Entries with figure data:
* * * * * * *
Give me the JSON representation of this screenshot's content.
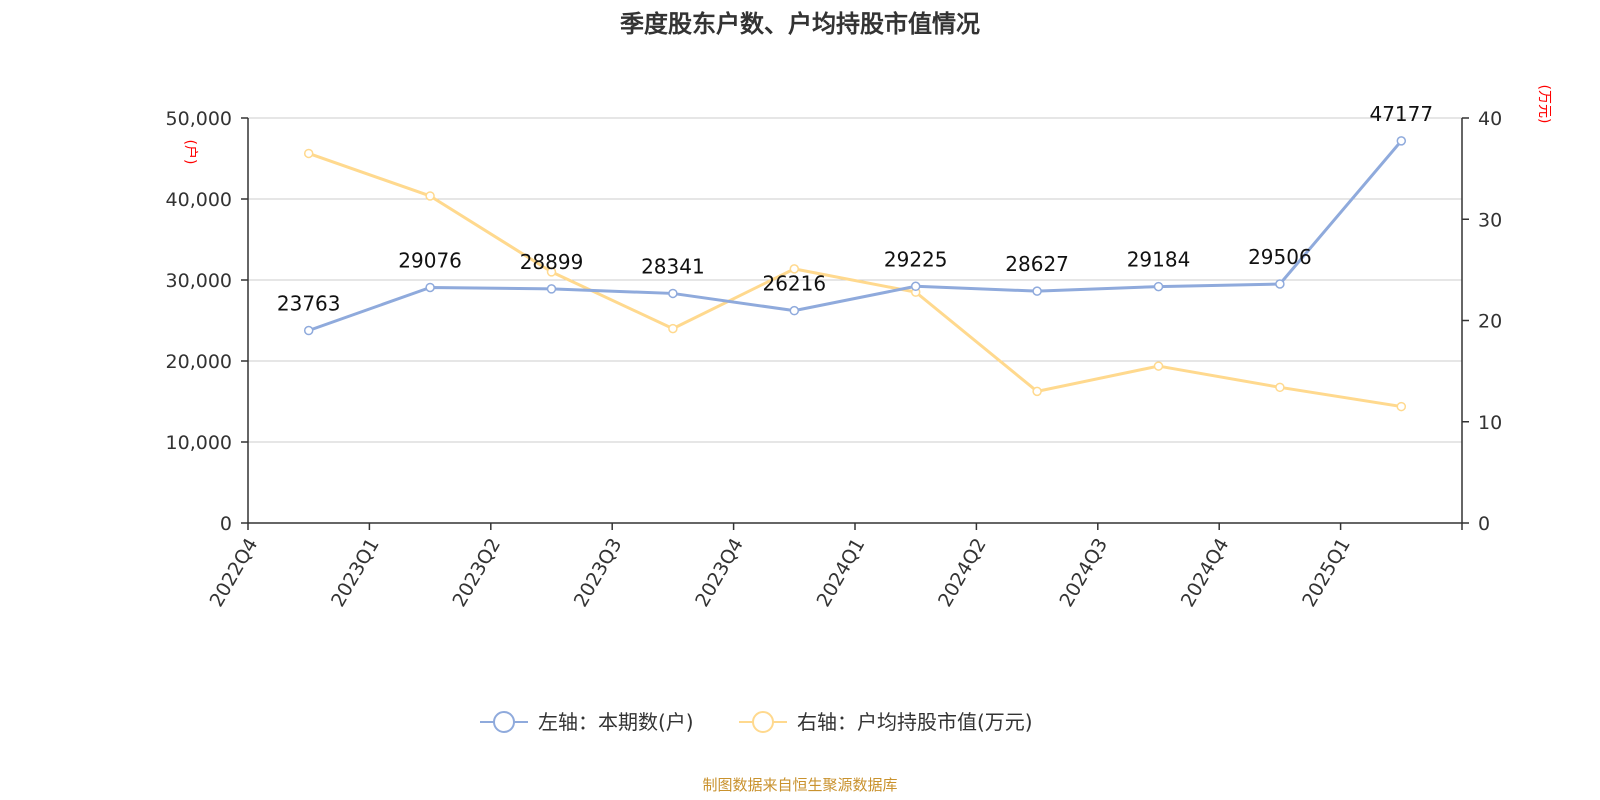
{
  "chart_data": {
    "type": "line",
    "title": "季度股东户数、户均持股市值情况",
    "categories": [
      "2022Q4",
      "2023Q1",
      "2023Q2",
      "2023Q3",
      "2023Q4",
      "2024Q1",
      "2024Q2",
      "2024Q3",
      "2024Q4",
      "2025Q1"
    ],
    "series": [
      {
        "name": "左轴：本期数(户)",
        "axis": "left",
        "color": "#8faadc",
        "values": [
          23763,
          29076,
          28899,
          28341,
          26216,
          29225,
          28627,
          29184,
          29506,
          47177
        ],
        "data_labels": [
          "23763",
          "29076",
          "28899",
          "28341",
          "26216",
          "29225",
          "28627",
          "29184",
          "29506",
          "47177"
        ]
      },
      {
        "name": "右轴：户均持股市值(万元)",
        "axis": "right",
        "color": "#ffd98e",
        "values": [
          36.5,
          32.3,
          24.8,
          19.2,
          25.1,
          22.8,
          13.0,
          15.5,
          13.4,
          11.5
        ]
      }
    ],
    "left_axis": {
      "unit": "(户)",
      "ylim": [
        0,
        50000
      ],
      "ticks": [
        0,
        10000,
        20000,
        30000,
        40000,
        50000
      ],
      "tick_labels": [
        "0",
        "10,000",
        "20,000",
        "30,000",
        "40,000",
        "50,000"
      ]
    },
    "right_axis": {
      "unit": "(万元)",
      "ylim": [
        0,
        40
      ],
      "ticks": [
        0,
        10,
        20,
        30,
        40
      ],
      "tick_labels": [
        "0",
        "10",
        "20",
        "30",
        "40"
      ]
    },
    "grid": true,
    "legend_position": "bottom-center",
    "source": "制图数据来自恒生聚源数据库"
  }
}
* * * * * * *
Written exercise: Repeat each record exactly as shown above, dropping all images.

Reply:
Give me the JSON representation of this screenshot's content.
{
  "chart_data": {
    "type": "line",
    "title": "季度股东户数、户均持股市值情况",
    "categories": [
      "2022Q4",
      "2023Q1",
      "2023Q2",
      "2023Q3",
      "2023Q4",
      "2024Q1",
      "2024Q2",
      "2024Q3",
      "2024Q4",
      "2025Q1"
    ],
    "series": [
      {
        "name": "左轴：本期数(户)",
        "axis": "left",
        "color": "#8faadc",
        "values": [
          23763,
          29076,
          28899,
          28341,
          26216,
          29225,
          28627,
          29184,
          29506,
          47177
        ],
        "data_labels": [
          "23763",
          "29076",
          "28899",
          "28341",
          "26216",
          "29225",
          "28627",
          "29184",
          "29506",
          "47177"
        ]
      },
      {
        "name": "右轴：户均持股市值(万元)",
        "axis": "right",
        "color": "#ffd98e",
        "values": [
          36.5,
          32.3,
          24.8,
          19.2,
          25.1,
          22.8,
          13.0,
          15.5,
          13.4,
          11.5
        ]
      }
    ],
    "left_axis": {
      "unit": "(户)",
      "ylim": [
        0,
        50000
      ],
      "ticks": [
        0,
        10000,
        20000,
        30000,
        40000,
        50000
      ],
      "tick_labels": [
        "0",
        "10,000",
        "20,000",
        "30,000",
        "40,000",
        "50,000"
      ]
    },
    "right_axis": {
      "unit": "(万元)",
      "ylim": [
        0,
        40
      ],
      "ticks": [
        0,
        10,
        20,
        30,
        40
      ],
      "tick_labels": [
        "0",
        "10",
        "20",
        "30",
        "40"
      ]
    },
    "grid": true,
    "legend_position": "bottom-center",
    "source": "制图数据来自恒生聚源数据库"
  }
}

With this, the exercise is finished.